▶ [Problem to solve]: In the records below, find every line with the word "initial" and copy it.
=======
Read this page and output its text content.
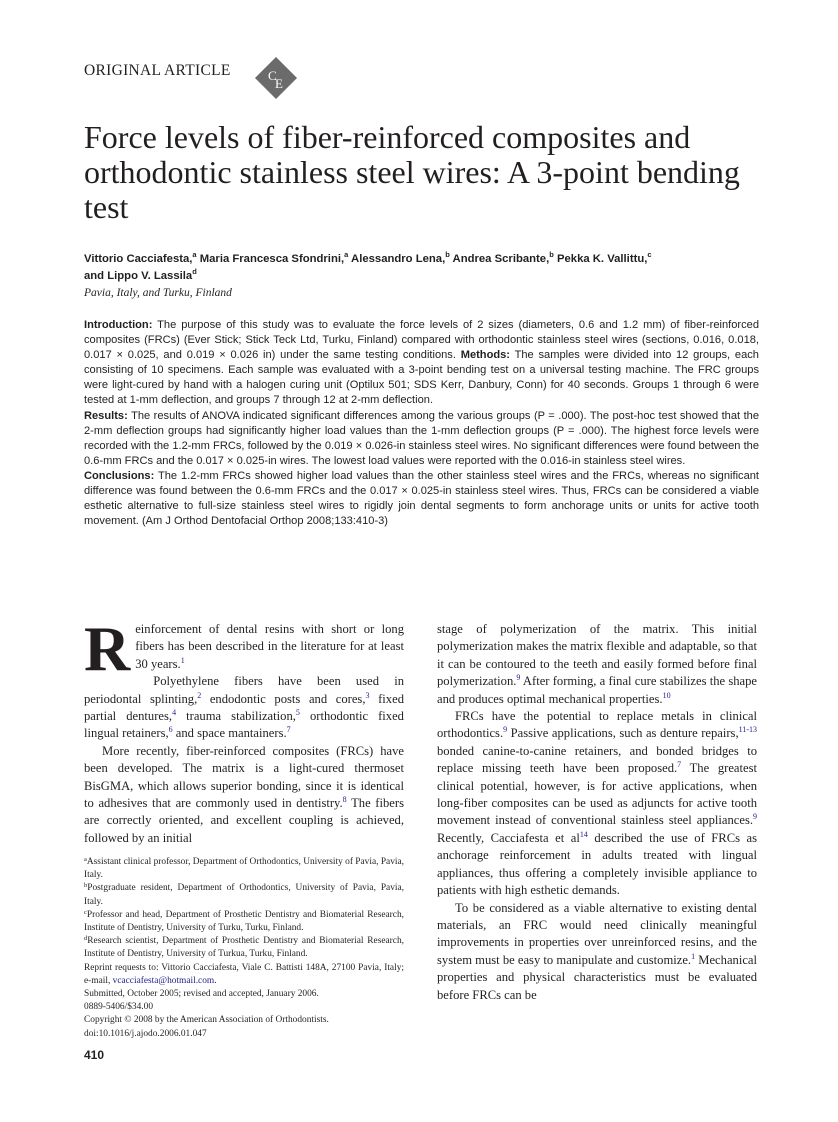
ORIGINAL ARTICLE	C
E
Force levels of fiber-reinforced composites and orthodontic stainless steel wires: A 3-point bending test
Vittorio Cacciafesta,$^a$ Maria Francesca Sfondrini,$^a$ Alessandro Lena,$^b$ Andrea Scribante,$^b$ Pekka K. Vallittu,$^c$
and Lippo V. Lassila$^d$
Pavia, Italy, and Turku, Finland
Introduction: The purpose of this study was to evaluate the force levels of 2 sizes (diameters, 0.6 and 1.2 mm) of fiber-reinforced composites (FRCs) (Ever Stick; Stick Teck Ltd, Turku, Finland) compared with orthodontic stainless steel wires (sections, 0.016, 0.018, 0.017 × 0.025, and 0.019 × 0.026 in) under the same testing conditions. Methods: The samples were divided into 12 groups, each consisting of 10 specimens. Each sample was evaluated with a 3-point bending test on a universal testing machine. The FRC groups were light-cured by hand with a halogen curing unit (Optilux 501; SDS Kerr, Danbury, Conn) for 40 seconds. Groups 1 through 6 were tested at 1-mm deflection, and groups 7 through 12 at 2-mm deflection.
Results: The results of ANOVA indicated significant differences among the various groups (P = .000). The post-hoc test showed that the 2-mm deflection groups had significantly higher load values than the 1-mm deflection groups (P = .000). The highest force levels were recorded with the 1.2-mm FRCs, followed by the 0.019 × 0.026-in stainless steel wires. No significant differences were found between the 0.6-mm FRCs and the 0.017 × 0.025-in wires. The lowest load values were reported with the 0.016-in stainless steel wires.
Conclusions: The 1.2-mm FRCs showed higher load values than the other stainless steel wires and the FRCs, whereas no significant difference was found between the 0.6-mm FRCs and the 0.017 × 0.025-in stainless steel wires. Thus, FRCs can be considered a viable esthetic alternative to full-size stainless steel wires to rigidly join dental segments to form anchorage units or units for active tooth movement. (Am J Orthod Dentofacial Orthop 2008;133:410-3)

Reinforcement of dental resins with short or long fibers has been described in the literature for at least 30 years.$^1$

Polyethylene fibers have been used in periodontal splinting,$^2$ endodontic posts and cores,$^3$ fixed partial dentures,$^4$ trauma stabilization,$^5$ orthodontic fixed lingual retainers,$^6$ and space mantainers.$^7$

More recently, fiber-reinforced composites (FRCs) have been developed. The matrix is a light-cured thermoset BisGMA, which allows superior bonding, since it is identical to adhesives that are commonly used in dentistry.$^8$ The fibers are correctly oriented, and excellent coupling is achieved, followed by an initial

$^a$Assistant clinical professor, Department of Orthodontics, University of Pavia, Pavia, Italy.
$^b$Postgraduate resident, Department of Orthodontics, University of Pavia, Pavia, Italy.
$^c$Professor and head, Department of Prosthetic Dentistry and Biomaterial Research, Institute of Dentistry, University of Turku, Turku, Finland.
$^d$Research scientist, Department of Prosthetic Dentistry and Biomaterial Research, Institute of Dentistry, University of Turkua, Turku, Finland.
Reprint requests to: Vittorio Cacciafesta, Viale C. Battisti 148A, 27100 Pavia, Italy; e-mail, vcacciafesta@hotmail.com.
Submitted, October 2005; revised and accepted, January 2006.
0889-5406/$34.00
Copyright © 2008 by the American Association of Orthodontists.
doi:10.1016/j.ajodo.2006.01.047

stage of polymerization of the matrix. This initial polymerization makes the matrix flexible and adaptable, so that it can be contoured to the teeth and easily formed before final polymerization.$^9$ After forming, a final cure stabilizes the shape and produces optimal mechanical properties.$^{10}$

FRCs have the potential to replace metals in clinical orthodontics.$^9$ Passive applications, such as denture repairs,$^{11-13}$ bonded canine-to-canine retainers, and bonded bridges to replace missing teeth have been proposed.$^7$ The greatest clinical potential, however, is for active applications, when long-fiber composites can be used as adjuncts for active tooth movement instead of conventional stainless steel appliances.$^9$ Recently, Cacciafesta et $al^{14}$ described the use of FRCs as anchorage reinforcement in adults treated with lingual appliances, thus offering a completely invisible appliance to patients with high esthetic demands.

To be considered as a viable alternative to existing dental materials, an FRC would need clinically meaningful improvements in properties over unreinforced resins, and the system must be easy to manipulate and customize.$^1$ Mechanical properties and physical characteristics must be evaluated before FRCs can be

410
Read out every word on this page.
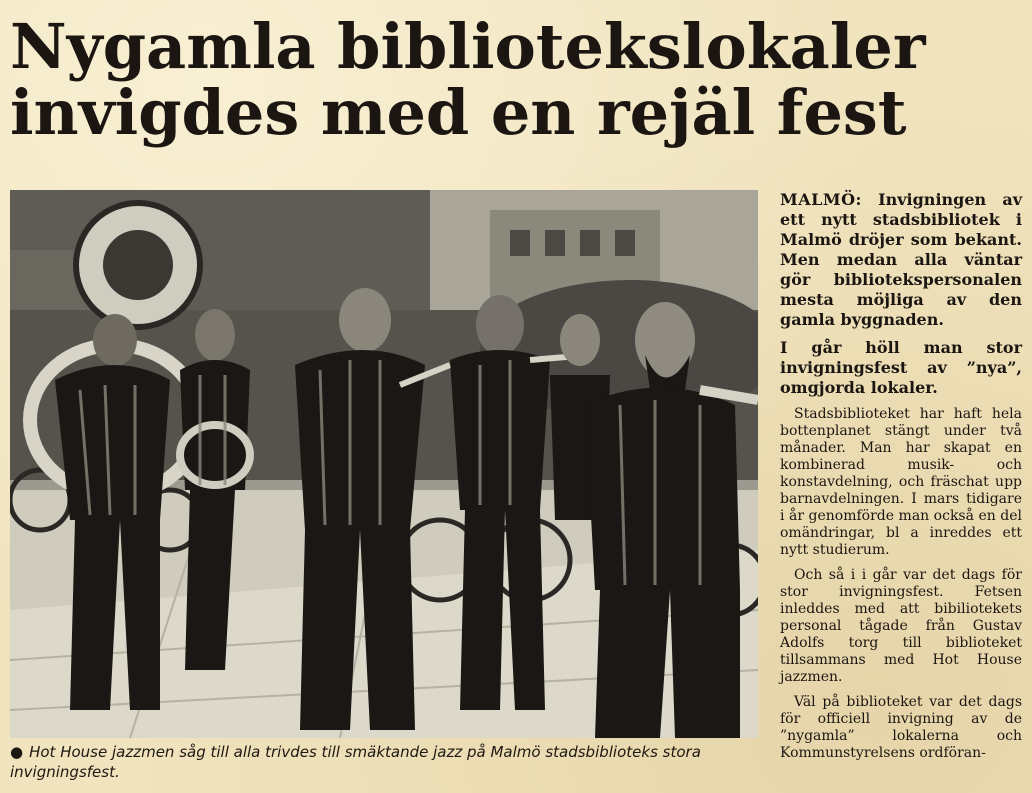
Nygamla bibliotekslokaler
invigdes med en rejäl fest
● Hot House jazzmen såg till alla trivdes till smäktande jazz på Malmö stadsbiblioteks stora invigningsfest.

MALMÖ: Invigningen av ett nytt stadsbibliotek i Malmö dröjer som bekant. Men medan alla väntar gör bibliotekspersonalen mesta möjliga av den gamla byggnaden.

I går höll man stor invigningsfest av ”nya”, omgjorda lokaler.

Stadsbiblioteket har haft hela bottenplanet stängt under två månader. Man har skapat en kombinerad musik- och konstavdelning, och fräschat upp barnavdelningen. I mars tidigare i år genomförde man också en del omändringar, bl a inreddes ett nytt studierum.

Och så i i går var det dags för stor invigningsfest. Fetsen inleddes med att bibiliotekets personal tågade från Gustav Adolfs torg till biblioteket tillsammans med Hot House jazzmen.

Väl på biblioteket var det dags för officiell invigning av de ”nygamla” lokalerna och Kommunstyrelsens ordföran-
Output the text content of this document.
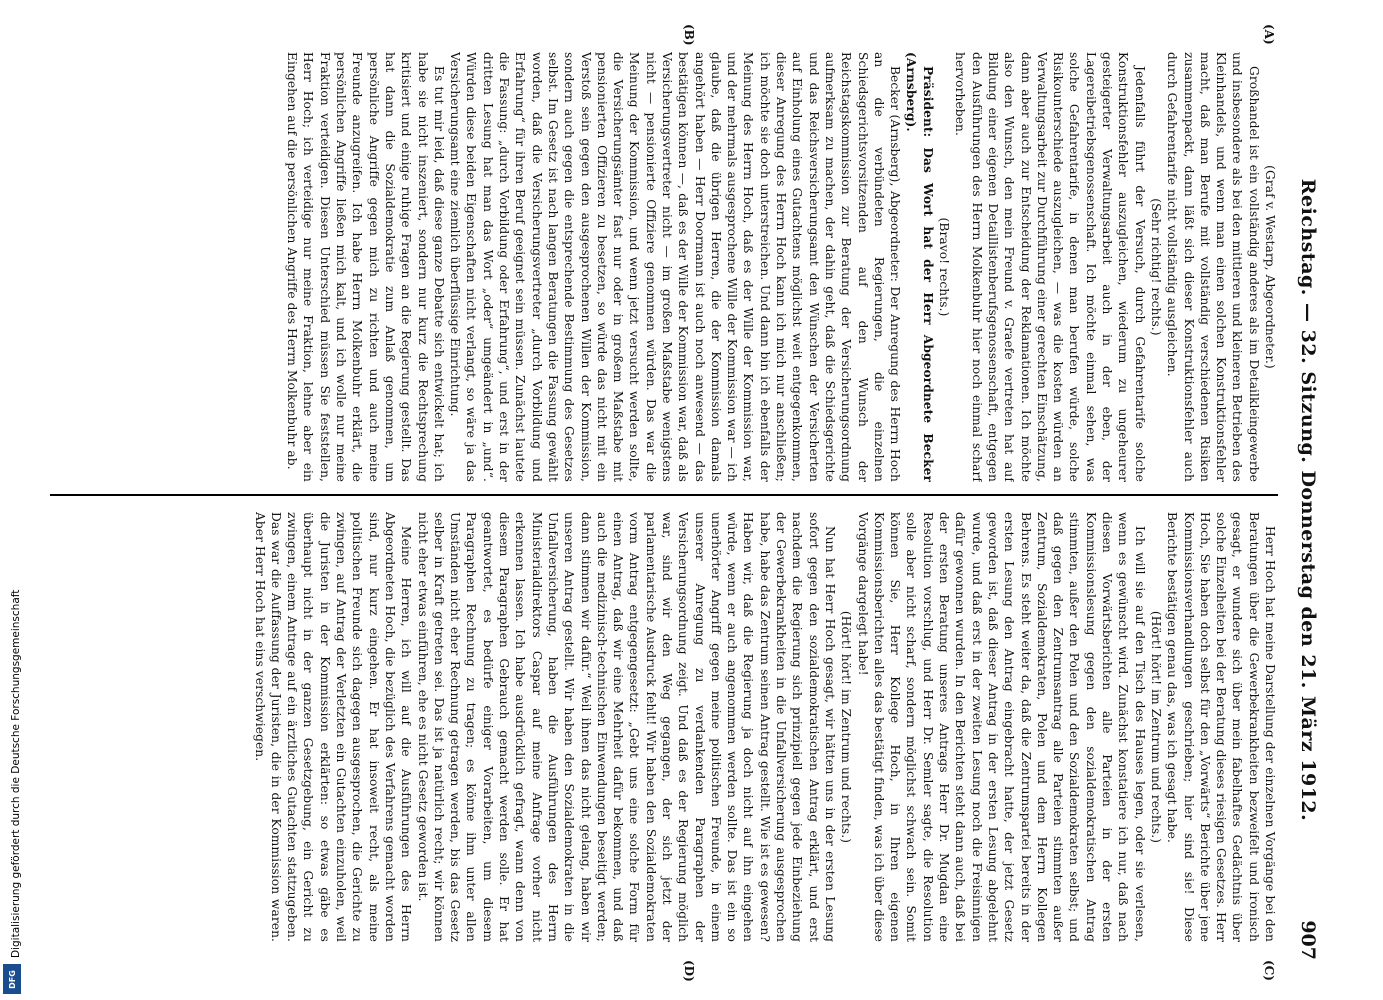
Reichstag. — 32. Sitzung. Donnerstag den 21. März 1912.
907
(A)
(B)
(C)
(D)

(Graf v. Westarp, Abgeordneter.)

Großhandel ist ein vollständig anderes als im Detailkleingewerbe und insbesondere als bei den mittleren und kleineren Betrieben des Kleinhandels, und wenn man einen solchen Konstruktionsfehler macht, daß man Berufe mit vollständig verschiedenen Risiken zusammenpackt, dann läßt sich dieser Konstruktionsfehler auch durch Gefahrentarife nicht vollständig ausgleichen.

(Sehr richtig! rechts.)

Jedenfalls führt der Versuch, durch Gefahrentarife solche Konstruktionsfehler auszugleichen, wiederum zu ungeheurer gesteigerter Verwaltungsarbeit auch in der eben, der Lagereibetriebsgenossenschaft. Ich möchte einmal sehen, was solche Gefahrentarife, in denen man berufen würde, solche Risikounterschiede auszugleichen, — was die kosten würden an Verwaltungsarbeit zur Durchführung einer gerechten Einschätzung, dann aber auch zur Entscheidung der Reklamationen. Ich möchte also den Wunsch, den mein Freund v. Graefe vertreten hat auf Bildung einer eigenen Detaillistenberufsgenossenschaft, entgegen den Ausführungen des Herrn Molkenbuhr hier noch einmal scharf hervorheben.

(Bravo! rechts.)

Präsident: Das Wort hat der Herr Abgeordnete Becker (Arnsberg).

Becker (Arnsberg), Abgeordneter: Der Anregung des Herrn Hoch an die verbündeten Regierungen, die einzelnen Schiedsgerichtsvorsitzenden auf den Wunsch der Reichstagskommission zur Beratung der Versicherungsordnung aufmerksam zu machen, der dahin geht, daß die Schiedsgerichte und das Reichsversicherungsamt den Wünschen der Versicherten auf Einholung eines Gutachtens möglichst weit entgegenkommen, dieser Anregung des Herrn Hoch kann ich mich nur anschließen; ich möchte sie doch unterstreichen. Und dann bin ich ebenfalls der Meinung des Herrn Hoch, daß es der Wille der Kommission war, und der mehrmals ausgesprochene Wille der Kommission war — ich glaube, daß die übrigen Herren, die der Kommission damals angehört haben — Herr Doormann ist auch noch anwesend — das bestätigen können —, daß es der Wille der Kommission war, daß als Versicherungsvertreter nicht — im großen Maßstabe wenigstens nicht — pensionierte Offiziere genommen würden. Das war die Meinung der Kommission, und wenn jetzt versucht werden sollte, die Versicherungsämter fast nur oder in großem Maßstabe mit pensionierten Offizieren zu besetzen, so würde das nicht mit ein Verstoß sein gegen den ausgesprochenen Willen der Kommission, sondern auch gegen die entsprechende Bestimmung des Gesetzes selbst. Im Gesetz ist nach langen Beratungen die Fassung gewählt worden, daß die Versicherungsvertreter „durch Vorbildung und Erfahrung“ für ihren Beruf geeignet sein müssen. Zunächst lautete die Fassung: „durch Vorbildung oder Erfahrung“, und erst in der dritten Lesung hat man das Wort „oder“ umgeändert in „und“. Würden diese beiden Eigenschaften nicht verlangt, so wäre ja das Versicherungsamt eine ziemlich überflüssige Einrichtung.

Es tut mir leid, daß diese ganze Debatte sich entwickelt hat; ich habe sie nicht inszeniert, sondern nur kurz die Rechtsprechung kritisiert und einige ruhige Fragen an die Regierung gestellt. Das hat dann die Sozialdemokratie zum Anlaß genommen, um persönliche Angriffe gegen mich zu richten und auch meine Freunde anzugreifen. Ich habe Herrn Molkenbuhr erklärt, die persönlichen Angriffe ließen mich kalt, und ich wolle nur meine Fraktion verteidigen. Diesen Unterschied müssen Sie feststellen, Herr Hoch; ich verteidige nur meine Fraktion, lehne aber ein Eingehen auf die persönlichen Angriffe des Herrn Molkenbuhr ab.

Herr Hoch hat meine Darstellung der einzelnen Vorgänge bei den Beratungen über die Gewerbekrankheiten bezweifelt und ironisch gesagt, er wundere sich über mein fabelhaftes Gedächtnis über solche Einzelheiten bei der Beratung dieses riesigen Gesetzes. Herr Hoch, Sie haben doch selbst für den „Vorwärts“ Berichte über jene Kommissionsverhandlungen geschrieben; hier sind sie! Diese Berichte bestätigen genau das, was ich gesagt habe.

(Hört! hört! im Zentrum und rechts.)

Ich will sie auf den Tisch des Hauses legen, oder sie verlesen, wenn es gewünscht wird. Zunächst konstatiere ich nur, daß nach diesen Vorwärtsberichten alle Parteien in der ersten Kommissionslesung gegen den sozialdemokratischen Antrag stimmten, außer den Polen und den Sozialdemokraten selbst; und daß gegen den Zentrumsantrag alle Parteien stimmten außer Zentrum, Sozialdemokraten, Polen und dem Herrn Kollegen Behrens. Es steht weiter da, daß die Zentrumspartei bereits in der ersten Lesung den Antrag eingebracht hatte, der jetzt Gesetz geworden ist, daß dieser Antrag in der ersten Lesung abgelehnt wurde, und daß erst in der zweiten Lesung noch die Freisinnigen dafür gewonnen wurden. In den Berichten steht dann auch, daß bei der ersten Beratung unseres Antrags Herr Dr. Mugdan eine Resolution vorschlug, und Herr Dr. Semler sagte, die Resolution solle aber nicht scharf, sondern möglichst schwach sein. Somit können Sie, Herr Kollege Hoch, in Ihren eigenen Kommissionsberichten alles das bestätigt finden, was ich über diese Vorgänge dargelegt habe!

(Hört! hört! im Zentrum und rechts.)

Nun hat Herr Hoch gesagt, wir hätten uns in der ersten Lesung sofort gegen den sozialdemokratischen Antrag erklärt, und erst nachdem die Regierung sich prinzipiell gegen jede Einbeziehung der Gewerbekrankheiten in die Unfallversicherung ausgesprochen habe, habe das Zentrum seinen Antrag gestellt. Wie ist es gewesen? Haben wir, daß die Regierung ja doch nicht auf ihn eingehen würde, wenn er auch angenommen werden sollte. Das ist ein so unerhörter Angriff gegen meine politischen Freunde, in einem unserer Anregung zu verdankenden Paragraphen der Versicherungsordnung zeigt. Und daß es der Regierung möglich war, sind wir den Weg gegangen, der sich jetzt der parlamentarische Ausdruck fehlt! Wir haben den Sozialdemokraten vorm Antrag entgegengesetzt: „Gebt uns eine solche Form für einen Antrag, daß wir eine Mehrheit dafür bekommen, und daß auch die medizinisch-technischen Einwendungen beseitigt werden; dann stimmen wir dafür.“ Weil ihnen das nicht gelang, haben wir unseren Antrag gestellt. Wir haben den Sozialdemokraten in die Unfallversicherung, haben die Ausführungen des Herrn Ministerialdirektors Caspar auf meine Anfrage vorher nicht erkennen lassen. Ich habe ausdrücklich gefragt, wann denn von diesem Paragraphen Gebrauch gemacht werden solle. Er hat geantwortet, es bedürfe einiger Vorarbeiten, um diesem Paragraphen Rechnung zu tragen; es könne ihm unter allen Umständen nicht eher Rechnung getragen werden, bis das Gesetz selber in Kraft getreten sei. Das ist ja natürlich recht; wir können nicht eher etwas einführen, ehe es nicht Gesetz geworden ist.

Meine Herren, ich will auf die Ausführungen des Herrn Abgeordneten Hoch, die bezüglich des Verfahrens gemacht worden sind, nur kurz eingehen. Er hat insoweit recht, als meine politischen Freunde sich dagegen ausgesprochen, die Gerichte zu zwingen, auf Antrag der Verletzten ein Gutachten einzuholen, weil die Juristen in der Kommission erklärten: so etwas gäbe es überhaupt nicht in der ganzen Gesetzgebung, ein Gericht zu zwingen, einem Antrage auf ein ärztliches Gutachten stattzugeben. Das war die Auffassung der Juristen, die in der Kommission waren. Aber Herr Hoch hat eins verschwiegen.

Digitalisierung gefördert durch die Deutsche Forschungsgemeinschaft
DFG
=======
▶ [Solution for this task]:
More recently, fiber-reinforced composites (FRCs) have been developed. The matrix is a light-cured thermoset BisGMA, which allows superior bonding, since it is identical to adhesives that are commonly used in dentistry.$^8$ The fibers are correctly oriented, and excellent coupling is achieved, followed by an initial
stage of polymerization of the matrix. This initial polymerization makes the matrix flexible and adaptable, so that it can be contoured to the teeth and easily formed before final polymerization.$^9$ After forming, a final cure stabilizes the shape and produces optimal mechanical properties.$^{10}$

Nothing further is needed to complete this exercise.